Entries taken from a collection

## START

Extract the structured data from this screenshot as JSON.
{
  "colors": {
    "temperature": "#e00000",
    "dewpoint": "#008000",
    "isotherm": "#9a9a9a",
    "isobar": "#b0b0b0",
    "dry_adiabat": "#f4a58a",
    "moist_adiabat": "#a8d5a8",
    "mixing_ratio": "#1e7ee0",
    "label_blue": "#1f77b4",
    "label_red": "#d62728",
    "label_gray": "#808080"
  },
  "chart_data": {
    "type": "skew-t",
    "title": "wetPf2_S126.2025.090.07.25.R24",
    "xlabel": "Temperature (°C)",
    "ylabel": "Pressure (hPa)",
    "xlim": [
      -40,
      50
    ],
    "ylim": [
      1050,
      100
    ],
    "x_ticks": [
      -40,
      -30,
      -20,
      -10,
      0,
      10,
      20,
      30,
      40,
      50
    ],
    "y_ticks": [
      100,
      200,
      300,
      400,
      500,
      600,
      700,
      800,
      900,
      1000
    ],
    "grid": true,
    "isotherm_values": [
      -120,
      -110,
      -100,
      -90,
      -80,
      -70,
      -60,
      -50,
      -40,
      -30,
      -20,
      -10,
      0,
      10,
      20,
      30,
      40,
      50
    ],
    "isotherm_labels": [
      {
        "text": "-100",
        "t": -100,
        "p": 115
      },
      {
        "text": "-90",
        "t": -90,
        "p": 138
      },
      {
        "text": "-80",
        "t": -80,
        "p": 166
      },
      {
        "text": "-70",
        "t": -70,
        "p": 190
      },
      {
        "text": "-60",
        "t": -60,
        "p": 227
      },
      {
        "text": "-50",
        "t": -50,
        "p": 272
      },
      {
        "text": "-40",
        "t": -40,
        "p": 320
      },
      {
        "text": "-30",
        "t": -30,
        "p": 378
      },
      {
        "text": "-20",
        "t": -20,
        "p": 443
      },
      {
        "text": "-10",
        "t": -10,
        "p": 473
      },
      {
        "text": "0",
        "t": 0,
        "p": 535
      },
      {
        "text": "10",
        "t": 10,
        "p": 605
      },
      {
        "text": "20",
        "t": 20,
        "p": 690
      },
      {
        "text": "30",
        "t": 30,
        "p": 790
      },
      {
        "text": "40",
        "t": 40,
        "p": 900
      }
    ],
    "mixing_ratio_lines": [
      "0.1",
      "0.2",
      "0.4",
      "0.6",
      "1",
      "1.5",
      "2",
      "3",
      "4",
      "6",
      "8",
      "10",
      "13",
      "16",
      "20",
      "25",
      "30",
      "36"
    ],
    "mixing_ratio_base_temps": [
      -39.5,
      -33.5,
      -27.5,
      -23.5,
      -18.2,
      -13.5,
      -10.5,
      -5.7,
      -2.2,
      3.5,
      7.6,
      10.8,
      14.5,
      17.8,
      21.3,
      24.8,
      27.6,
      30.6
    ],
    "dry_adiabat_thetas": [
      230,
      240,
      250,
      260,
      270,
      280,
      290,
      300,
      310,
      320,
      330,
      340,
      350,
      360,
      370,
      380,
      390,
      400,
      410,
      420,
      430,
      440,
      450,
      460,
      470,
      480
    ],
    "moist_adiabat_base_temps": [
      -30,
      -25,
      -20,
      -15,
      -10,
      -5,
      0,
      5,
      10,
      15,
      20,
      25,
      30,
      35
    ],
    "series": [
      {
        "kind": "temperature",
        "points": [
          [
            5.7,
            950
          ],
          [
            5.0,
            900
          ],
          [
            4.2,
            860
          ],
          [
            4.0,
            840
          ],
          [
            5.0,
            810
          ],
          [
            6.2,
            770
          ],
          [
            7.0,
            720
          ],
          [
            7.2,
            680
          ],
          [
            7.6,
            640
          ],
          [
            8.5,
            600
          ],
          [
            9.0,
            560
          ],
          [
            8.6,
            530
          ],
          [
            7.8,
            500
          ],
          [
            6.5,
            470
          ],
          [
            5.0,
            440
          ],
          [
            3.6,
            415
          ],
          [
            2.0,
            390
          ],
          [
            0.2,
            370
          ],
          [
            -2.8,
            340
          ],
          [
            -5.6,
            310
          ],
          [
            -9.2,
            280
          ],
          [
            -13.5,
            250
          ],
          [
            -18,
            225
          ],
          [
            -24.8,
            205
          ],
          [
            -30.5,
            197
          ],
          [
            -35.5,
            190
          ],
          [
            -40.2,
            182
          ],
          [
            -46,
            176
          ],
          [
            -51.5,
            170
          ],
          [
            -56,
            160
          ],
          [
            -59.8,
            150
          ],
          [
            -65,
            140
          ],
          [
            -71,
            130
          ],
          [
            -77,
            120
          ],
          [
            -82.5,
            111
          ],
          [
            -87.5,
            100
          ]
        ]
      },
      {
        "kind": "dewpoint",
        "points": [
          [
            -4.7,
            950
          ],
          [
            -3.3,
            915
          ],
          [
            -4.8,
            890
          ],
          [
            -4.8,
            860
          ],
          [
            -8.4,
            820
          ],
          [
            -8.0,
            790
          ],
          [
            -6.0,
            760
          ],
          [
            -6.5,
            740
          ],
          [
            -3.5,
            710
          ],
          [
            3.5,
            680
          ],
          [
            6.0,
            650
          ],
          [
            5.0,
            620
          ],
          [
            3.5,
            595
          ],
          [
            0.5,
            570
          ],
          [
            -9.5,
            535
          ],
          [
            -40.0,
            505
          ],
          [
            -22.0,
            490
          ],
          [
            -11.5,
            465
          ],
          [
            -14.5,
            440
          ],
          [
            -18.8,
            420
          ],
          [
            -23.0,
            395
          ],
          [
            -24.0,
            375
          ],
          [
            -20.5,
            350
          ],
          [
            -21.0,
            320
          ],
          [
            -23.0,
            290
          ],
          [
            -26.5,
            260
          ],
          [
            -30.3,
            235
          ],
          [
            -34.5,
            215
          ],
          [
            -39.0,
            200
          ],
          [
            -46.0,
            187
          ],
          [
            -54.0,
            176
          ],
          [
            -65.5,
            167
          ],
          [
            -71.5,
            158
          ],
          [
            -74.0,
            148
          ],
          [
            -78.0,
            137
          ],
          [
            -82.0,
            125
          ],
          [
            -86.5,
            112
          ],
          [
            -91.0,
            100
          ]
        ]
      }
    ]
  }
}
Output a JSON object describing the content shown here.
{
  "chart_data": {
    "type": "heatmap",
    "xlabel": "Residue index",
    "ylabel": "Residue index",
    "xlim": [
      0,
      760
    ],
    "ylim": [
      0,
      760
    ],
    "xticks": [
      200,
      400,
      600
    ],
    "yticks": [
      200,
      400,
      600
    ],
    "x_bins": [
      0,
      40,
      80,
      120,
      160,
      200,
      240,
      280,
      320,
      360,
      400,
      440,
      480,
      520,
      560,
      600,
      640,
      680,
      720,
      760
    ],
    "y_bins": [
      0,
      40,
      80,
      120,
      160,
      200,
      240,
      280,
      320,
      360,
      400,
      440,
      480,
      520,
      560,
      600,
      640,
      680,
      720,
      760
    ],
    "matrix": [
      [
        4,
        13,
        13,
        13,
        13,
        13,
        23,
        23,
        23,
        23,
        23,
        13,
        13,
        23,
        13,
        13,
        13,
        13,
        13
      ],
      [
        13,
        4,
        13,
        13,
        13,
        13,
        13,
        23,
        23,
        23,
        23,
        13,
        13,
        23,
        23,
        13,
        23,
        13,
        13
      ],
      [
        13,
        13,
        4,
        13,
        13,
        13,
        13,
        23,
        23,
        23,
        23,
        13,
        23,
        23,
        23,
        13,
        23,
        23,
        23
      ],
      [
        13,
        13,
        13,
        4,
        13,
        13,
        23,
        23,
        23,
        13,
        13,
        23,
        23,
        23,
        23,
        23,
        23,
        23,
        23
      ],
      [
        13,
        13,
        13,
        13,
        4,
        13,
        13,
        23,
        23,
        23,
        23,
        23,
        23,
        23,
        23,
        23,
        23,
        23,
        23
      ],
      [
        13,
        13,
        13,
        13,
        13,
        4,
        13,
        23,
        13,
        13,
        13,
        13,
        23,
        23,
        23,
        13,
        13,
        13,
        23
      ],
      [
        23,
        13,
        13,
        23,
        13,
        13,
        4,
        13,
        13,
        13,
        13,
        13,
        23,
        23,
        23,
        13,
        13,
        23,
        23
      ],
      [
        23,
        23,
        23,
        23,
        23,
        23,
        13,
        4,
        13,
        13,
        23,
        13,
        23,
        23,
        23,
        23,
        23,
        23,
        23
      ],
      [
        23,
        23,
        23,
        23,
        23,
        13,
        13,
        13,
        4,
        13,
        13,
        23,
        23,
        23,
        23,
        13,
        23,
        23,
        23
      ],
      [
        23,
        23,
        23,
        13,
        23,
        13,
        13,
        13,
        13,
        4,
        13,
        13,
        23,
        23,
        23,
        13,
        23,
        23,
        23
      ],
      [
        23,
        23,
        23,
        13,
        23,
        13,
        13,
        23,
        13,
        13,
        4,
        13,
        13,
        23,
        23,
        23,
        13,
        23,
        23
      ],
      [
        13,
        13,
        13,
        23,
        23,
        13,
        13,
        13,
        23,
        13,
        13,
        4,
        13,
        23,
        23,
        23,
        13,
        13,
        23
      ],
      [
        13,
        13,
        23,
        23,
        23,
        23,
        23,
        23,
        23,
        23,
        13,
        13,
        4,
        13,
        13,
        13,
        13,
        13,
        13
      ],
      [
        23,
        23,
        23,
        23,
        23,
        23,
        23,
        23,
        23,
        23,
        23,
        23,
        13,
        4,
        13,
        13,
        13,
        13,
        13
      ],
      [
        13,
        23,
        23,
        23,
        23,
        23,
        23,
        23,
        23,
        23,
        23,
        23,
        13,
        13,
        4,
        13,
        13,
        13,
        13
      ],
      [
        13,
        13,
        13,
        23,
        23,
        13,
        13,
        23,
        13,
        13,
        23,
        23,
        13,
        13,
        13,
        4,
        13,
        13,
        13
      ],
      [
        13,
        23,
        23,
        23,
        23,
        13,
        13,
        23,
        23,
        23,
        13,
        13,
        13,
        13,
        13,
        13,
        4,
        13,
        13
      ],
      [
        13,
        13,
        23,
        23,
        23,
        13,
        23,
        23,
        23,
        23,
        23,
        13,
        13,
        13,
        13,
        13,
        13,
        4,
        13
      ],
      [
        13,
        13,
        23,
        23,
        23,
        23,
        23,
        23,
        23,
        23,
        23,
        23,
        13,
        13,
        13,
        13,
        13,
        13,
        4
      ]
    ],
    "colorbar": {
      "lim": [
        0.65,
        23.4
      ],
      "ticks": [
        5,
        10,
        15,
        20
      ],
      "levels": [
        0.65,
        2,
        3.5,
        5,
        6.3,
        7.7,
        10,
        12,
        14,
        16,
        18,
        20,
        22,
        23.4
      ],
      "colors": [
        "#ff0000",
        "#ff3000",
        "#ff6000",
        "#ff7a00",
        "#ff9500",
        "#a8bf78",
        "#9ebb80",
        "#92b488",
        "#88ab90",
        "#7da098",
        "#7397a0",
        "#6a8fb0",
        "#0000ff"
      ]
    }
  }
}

## END

• _PROMPT_
List all lines above in which the string "ylabel" appears.

• _RESULT FOR THIS EXERCISE_
    "ylabel": "Pressure (hPa)",
    "ylabel": "Residue index",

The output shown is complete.